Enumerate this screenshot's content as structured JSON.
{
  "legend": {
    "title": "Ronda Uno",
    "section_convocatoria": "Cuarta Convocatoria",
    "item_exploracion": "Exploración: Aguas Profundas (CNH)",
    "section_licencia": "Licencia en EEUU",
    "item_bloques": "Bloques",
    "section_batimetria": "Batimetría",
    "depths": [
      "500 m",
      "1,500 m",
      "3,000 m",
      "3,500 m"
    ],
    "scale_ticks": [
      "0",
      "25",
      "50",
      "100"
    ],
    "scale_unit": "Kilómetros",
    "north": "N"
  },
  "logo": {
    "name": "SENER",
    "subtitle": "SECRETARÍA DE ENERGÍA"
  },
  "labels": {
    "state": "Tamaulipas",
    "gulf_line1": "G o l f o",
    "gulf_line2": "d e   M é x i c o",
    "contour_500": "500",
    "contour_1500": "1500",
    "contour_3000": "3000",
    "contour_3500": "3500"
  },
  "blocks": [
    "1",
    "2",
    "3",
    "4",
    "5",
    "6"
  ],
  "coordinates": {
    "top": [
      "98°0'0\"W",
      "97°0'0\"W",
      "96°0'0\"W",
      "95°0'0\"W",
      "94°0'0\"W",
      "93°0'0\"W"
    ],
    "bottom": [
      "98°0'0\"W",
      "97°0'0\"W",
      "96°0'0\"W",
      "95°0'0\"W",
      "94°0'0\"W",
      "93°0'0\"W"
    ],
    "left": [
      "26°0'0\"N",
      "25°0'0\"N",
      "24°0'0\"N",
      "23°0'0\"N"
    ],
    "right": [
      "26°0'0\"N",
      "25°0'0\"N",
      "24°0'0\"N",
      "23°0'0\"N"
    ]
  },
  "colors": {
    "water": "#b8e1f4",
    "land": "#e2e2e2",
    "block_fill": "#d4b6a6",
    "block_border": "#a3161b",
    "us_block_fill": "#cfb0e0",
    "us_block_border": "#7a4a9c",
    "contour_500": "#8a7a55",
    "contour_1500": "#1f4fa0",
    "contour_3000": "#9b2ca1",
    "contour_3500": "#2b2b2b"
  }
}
++++++++++++++++++++
_Given task_
Print out every entry, keeping each one exact.

_Solution_
Enumerate this screenshot's content as structured JSON.
{
  "legend": {
    "title": "Ronda Uno",
    "section_convocatoria": "Cuarta Convocatoria",
    "item_exploracion": "Exploración: Aguas Profundas (CNH)",
    "section_licencia": "Licencia en EEUU",
    "item_bloques": "Bloques",
    "section_batimetria": "Batimetría",
    "depths": [
      "500 m",
      "1,500 m",
      "3,000 m",
      "3,500 m"
    ],
    "scale_ticks": [
      "0",
      "25",
      "50",
      "100"
    ],
    "scale_unit": "Kilómetros",
    "north": "N"
  },
  "logo": {
    "name": "SENER",
    "subtitle": "SECRETARÍA DE ENERGÍA"
  },
  "labels": {
    "state": "Tamaulipas",
    "gulf_line1": "G o l f o",
    "gulf_line2": "d e   M é x i c o",
    "contour_500": "500",
    "contour_1500": "1500",
    "contour_3000": "3000",
    "contour_3500": "3500"
  },
  "blocks": [
    "1",
    "2",
    "3",
    "4",
    "5",
    "6"
  ],
  "coordinates": {
    "top": [
      "98°0'0\"W",
      "97°0'0\"W",
      "96°0'0\"W",
      "95°0'0\"W",
      "94°0'0\"W",
      "93°0'0\"W"
    ],
    "bottom": [
      "98°0'0\"W",
      "97°0'0\"W",
      "96°0'0\"W",
      "95°0'0\"W",
      "94°0'0\"W",
      "93°0'0\"W"
    ],
    "left": [
      "26°0'0\"N",
      "25°0'0\"N",
      "24°0'0\"N",
      "23°0'0\"N"
    ],
    "right": [
      "26°0'0\"N",
      "25°0'0\"N",
      "24°0'0\"N",
      "23°0'0\"N"
    ]
  },
  "colors": {
    "water": "#b8e1f4",
    "land": "#e2e2e2",
    "block_fill": "#d4b6a6",
    "block_border": "#a3161b",
    "us_block_fill": "#cfb0e0",
    "us_block_border": "#7a4a9c",
    "contour_500": "#8a7a55",
    "contour_1500": "#1f4fa0",
    "contour_3000": "#9b2ca1",
    "contour_3500": "#2b2b2b"
  }
}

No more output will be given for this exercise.